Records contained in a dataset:
-- begin --
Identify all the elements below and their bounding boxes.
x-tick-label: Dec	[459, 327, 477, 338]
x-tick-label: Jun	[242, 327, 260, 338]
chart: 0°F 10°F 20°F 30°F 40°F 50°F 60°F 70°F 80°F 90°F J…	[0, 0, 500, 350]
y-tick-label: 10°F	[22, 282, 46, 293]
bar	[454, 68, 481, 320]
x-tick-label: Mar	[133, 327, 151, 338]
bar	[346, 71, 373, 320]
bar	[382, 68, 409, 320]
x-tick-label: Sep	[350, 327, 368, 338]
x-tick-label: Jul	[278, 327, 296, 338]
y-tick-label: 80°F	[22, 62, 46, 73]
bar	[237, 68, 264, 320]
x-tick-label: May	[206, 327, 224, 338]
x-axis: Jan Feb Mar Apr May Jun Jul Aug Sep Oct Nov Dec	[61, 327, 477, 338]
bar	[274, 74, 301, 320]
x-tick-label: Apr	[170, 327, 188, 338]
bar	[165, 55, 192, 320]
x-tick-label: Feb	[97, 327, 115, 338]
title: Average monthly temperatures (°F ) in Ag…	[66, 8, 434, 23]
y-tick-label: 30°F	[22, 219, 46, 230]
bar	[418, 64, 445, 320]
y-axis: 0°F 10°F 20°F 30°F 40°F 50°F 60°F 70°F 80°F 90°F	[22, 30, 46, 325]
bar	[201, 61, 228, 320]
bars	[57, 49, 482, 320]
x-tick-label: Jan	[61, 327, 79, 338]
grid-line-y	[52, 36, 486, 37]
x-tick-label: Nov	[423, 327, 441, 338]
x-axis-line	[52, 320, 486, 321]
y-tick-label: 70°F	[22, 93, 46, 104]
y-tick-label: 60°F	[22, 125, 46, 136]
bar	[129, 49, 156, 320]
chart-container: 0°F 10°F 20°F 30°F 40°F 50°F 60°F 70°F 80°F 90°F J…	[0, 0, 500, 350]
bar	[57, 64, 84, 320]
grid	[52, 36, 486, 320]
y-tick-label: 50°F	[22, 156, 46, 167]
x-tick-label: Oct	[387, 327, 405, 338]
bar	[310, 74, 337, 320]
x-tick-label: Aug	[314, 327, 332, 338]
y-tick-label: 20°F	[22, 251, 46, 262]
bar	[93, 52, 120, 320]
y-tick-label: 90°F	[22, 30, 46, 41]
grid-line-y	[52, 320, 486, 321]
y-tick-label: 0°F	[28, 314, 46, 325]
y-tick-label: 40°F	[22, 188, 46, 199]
-- end --
Copy every line of the entries above without any changes.

Identify all the elements below and their bounding boxes.
x-tick-label: Dec	[459, 327, 477, 338]
x-tick-label: Jun	[242, 327, 260, 338]
chart: 0°F 10°F 20°F 30°F 40°F 50°F 60°F 70°F 80°F 90°F J…	[0, 0, 500, 350]
y-tick-label: 10°F	[22, 282, 46, 293]
bar	[454, 68, 481, 320]
x-tick-label: Mar	[133, 327, 151, 338]
bar	[346, 71, 373, 320]
bar	[382, 68, 409, 320]
x-tick-label: Sep	[350, 327, 368, 338]
x-tick-label: Jul	[278, 327, 296, 338]
y-tick-label: 80°F	[22, 62, 46, 73]
bar	[237, 68, 264, 320]
x-tick-label: May	[206, 327, 224, 338]
x-axis: Jan Feb Mar Apr May Jun Jul Aug Sep Oct Nov Dec	[61, 327, 477, 338]
bar	[274, 74, 301, 320]
x-tick-label: Apr	[170, 327, 188, 338]
bar	[165, 55, 192, 320]
x-tick-label: Feb	[97, 327, 115, 338]
title: Average monthly temperatures (°F ) in Ag…	[66, 8, 434, 23]
y-tick-label: 30°F	[22, 219, 46, 230]
bar	[418, 64, 445, 320]
y-axis: 0°F 10°F 20°F 30°F 40°F 50°F 60°F 70°F 80°F 90°F	[22, 30, 46, 325]
bar	[201, 61, 228, 320]
bars	[57, 49, 482, 320]
x-tick-label: Jan	[61, 327, 79, 338]
grid-line-y	[52, 36, 486, 37]
x-tick-label: Nov	[423, 327, 441, 338]
x-axis-line	[52, 320, 486, 321]
y-tick-label: 70°F	[22, 93, 46, 104]
y-tick-label: 60°F	[22, 125, 46, 136]
bar	[129, 49, 156, 320]
chart-container: 0°F 10°F 20°F 30°F 40°F 50°F 60°F 70°F 80°F 90°F J…	[0, 0, 500, 350]
bar	[57, 64, 84, 320]
grid	[52, 36, 486, 320]
y-tick-label: 50°F	[22, 156, 46, 167]
x-tick-label: Oct	[387, 327, 405, 338]
bar	[310, 74, 337, 320]
x-tick-label: Aug	[314, 327, 332, 338]
y-tick-label: 20°F	[22, 251, 46, 262]
bar	[93, 52, 120, 320]
y-tick-label: 90°F	[22, 30, 46, 41]
grid-line-y	[52, 320, 486, 321]
y-tick-label: 0°F	[28, 314, 46, 325]
y-tick-label: 40°F	[22, 188, 46, 199]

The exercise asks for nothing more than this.